Aim of the exercise — Collect all lines below with the string "this".

Source data —
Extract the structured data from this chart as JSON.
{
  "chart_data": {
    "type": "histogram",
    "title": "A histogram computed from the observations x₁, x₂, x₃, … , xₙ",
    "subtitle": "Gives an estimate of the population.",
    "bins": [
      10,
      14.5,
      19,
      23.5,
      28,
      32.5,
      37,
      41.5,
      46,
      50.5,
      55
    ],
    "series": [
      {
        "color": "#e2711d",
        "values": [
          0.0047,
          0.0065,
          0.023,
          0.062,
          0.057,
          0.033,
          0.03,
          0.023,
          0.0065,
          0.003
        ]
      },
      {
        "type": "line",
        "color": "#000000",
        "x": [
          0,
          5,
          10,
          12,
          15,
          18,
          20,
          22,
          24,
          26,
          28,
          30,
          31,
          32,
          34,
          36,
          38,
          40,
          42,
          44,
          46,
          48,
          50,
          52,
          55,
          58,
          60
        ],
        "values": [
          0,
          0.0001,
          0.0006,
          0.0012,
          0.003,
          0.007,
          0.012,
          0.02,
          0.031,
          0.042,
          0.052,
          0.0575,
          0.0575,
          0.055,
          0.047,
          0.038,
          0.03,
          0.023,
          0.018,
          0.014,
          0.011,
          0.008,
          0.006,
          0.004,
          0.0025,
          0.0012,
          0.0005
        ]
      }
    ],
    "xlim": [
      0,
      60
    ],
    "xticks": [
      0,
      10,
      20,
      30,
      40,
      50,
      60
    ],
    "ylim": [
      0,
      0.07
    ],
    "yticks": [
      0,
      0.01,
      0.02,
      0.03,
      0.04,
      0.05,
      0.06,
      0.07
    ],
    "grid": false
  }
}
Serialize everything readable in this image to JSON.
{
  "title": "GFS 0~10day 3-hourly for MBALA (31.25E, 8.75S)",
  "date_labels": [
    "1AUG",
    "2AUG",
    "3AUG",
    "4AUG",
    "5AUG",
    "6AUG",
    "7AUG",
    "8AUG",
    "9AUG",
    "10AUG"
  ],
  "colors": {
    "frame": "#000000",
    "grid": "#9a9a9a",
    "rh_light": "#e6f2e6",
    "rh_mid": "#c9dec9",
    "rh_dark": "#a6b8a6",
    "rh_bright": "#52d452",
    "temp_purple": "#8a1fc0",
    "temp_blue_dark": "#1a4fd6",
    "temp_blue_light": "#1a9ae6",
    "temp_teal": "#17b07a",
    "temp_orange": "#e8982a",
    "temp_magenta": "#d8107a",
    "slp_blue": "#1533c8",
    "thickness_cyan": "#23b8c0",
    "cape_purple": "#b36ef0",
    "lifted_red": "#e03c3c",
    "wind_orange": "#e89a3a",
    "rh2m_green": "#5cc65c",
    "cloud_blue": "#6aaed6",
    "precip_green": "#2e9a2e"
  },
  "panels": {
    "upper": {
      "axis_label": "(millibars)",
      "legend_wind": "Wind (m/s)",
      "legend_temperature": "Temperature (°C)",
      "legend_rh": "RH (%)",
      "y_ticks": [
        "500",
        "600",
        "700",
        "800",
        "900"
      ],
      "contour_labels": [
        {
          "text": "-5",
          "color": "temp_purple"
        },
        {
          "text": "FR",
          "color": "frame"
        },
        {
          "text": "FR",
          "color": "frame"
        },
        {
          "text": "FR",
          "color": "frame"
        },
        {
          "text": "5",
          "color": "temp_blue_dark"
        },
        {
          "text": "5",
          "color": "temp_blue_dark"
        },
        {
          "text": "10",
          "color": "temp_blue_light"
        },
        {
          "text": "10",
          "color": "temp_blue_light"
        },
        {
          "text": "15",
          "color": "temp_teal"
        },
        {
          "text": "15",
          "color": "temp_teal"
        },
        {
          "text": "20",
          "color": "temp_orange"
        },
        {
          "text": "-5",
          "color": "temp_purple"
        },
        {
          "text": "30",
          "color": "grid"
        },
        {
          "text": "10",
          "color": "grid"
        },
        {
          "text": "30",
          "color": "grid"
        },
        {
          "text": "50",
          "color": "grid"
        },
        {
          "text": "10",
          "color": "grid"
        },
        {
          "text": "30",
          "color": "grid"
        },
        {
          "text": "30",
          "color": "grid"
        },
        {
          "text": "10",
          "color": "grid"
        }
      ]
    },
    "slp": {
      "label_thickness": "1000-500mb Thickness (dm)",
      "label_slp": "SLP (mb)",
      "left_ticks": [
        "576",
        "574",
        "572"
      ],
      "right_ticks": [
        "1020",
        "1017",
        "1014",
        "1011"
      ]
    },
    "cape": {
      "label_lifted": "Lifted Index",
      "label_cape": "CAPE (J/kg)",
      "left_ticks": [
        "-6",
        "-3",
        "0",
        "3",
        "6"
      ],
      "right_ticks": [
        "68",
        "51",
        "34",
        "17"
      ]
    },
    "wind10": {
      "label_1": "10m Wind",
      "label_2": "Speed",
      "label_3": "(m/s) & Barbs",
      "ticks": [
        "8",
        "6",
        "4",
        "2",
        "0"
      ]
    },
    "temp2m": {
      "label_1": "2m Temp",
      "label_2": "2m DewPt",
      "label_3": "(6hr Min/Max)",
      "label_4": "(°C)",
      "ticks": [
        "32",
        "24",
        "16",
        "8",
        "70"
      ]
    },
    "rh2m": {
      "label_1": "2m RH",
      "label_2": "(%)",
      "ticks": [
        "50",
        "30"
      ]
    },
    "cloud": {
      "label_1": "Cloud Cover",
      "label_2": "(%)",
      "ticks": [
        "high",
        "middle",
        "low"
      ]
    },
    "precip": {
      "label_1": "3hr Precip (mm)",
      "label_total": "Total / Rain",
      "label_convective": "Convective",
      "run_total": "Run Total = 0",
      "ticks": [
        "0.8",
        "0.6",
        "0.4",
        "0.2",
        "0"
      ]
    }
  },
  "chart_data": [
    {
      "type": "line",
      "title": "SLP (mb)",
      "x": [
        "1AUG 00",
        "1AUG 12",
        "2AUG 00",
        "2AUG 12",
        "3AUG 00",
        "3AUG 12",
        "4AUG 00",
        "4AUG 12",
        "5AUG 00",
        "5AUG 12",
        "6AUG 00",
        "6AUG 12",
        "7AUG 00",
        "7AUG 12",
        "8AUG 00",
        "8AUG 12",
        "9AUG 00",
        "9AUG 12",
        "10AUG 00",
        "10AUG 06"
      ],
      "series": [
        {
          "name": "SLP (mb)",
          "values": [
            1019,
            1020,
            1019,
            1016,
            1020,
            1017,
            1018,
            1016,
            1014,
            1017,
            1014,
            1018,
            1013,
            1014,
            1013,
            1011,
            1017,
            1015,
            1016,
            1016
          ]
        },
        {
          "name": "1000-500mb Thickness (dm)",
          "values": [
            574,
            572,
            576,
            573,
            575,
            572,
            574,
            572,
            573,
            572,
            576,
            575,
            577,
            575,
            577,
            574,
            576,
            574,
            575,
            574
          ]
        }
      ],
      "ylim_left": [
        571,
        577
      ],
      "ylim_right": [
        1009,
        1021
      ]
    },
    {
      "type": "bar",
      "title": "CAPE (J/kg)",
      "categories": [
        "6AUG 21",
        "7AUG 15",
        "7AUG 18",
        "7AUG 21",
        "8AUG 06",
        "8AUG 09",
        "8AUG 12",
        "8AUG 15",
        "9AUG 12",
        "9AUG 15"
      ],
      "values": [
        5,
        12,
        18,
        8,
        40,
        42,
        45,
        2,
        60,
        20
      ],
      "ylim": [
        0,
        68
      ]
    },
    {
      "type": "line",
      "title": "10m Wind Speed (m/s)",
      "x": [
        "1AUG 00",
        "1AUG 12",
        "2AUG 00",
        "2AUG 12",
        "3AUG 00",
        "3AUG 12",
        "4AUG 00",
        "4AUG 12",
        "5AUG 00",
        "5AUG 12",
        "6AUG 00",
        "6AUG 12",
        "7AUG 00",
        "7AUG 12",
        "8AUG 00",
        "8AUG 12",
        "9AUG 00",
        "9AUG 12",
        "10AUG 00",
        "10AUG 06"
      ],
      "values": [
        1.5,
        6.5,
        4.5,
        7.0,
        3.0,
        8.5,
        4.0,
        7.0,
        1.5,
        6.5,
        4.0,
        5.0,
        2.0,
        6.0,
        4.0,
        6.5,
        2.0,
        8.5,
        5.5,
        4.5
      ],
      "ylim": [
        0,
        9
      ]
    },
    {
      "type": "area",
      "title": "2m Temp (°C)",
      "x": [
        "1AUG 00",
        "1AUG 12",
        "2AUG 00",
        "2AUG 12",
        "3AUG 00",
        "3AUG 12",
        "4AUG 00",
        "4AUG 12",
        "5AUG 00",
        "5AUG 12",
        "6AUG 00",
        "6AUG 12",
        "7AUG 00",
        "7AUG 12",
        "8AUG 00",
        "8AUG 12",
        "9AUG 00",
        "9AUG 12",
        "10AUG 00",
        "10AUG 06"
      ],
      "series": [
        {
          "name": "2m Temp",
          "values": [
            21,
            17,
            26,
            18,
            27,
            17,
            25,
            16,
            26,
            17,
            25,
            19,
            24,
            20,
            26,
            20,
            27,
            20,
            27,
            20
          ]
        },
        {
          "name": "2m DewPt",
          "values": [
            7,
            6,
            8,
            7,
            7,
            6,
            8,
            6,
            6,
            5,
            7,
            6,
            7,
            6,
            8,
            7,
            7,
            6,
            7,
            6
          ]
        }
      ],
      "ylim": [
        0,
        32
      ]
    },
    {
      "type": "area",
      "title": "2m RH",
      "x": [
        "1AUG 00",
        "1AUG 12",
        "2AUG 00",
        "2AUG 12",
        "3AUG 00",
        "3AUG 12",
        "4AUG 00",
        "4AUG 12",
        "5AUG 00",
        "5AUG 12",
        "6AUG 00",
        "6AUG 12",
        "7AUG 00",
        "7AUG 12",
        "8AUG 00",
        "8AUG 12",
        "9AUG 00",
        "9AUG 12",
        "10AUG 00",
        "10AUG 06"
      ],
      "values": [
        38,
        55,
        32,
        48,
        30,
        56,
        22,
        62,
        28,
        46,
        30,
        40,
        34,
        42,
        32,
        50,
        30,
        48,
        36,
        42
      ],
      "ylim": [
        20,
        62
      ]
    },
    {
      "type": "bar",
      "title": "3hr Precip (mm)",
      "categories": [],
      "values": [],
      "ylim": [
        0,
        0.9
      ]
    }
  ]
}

Output of the exercise —
Extract the structured data from this chart as JSON.
Serialize everything readable in this image to JSON.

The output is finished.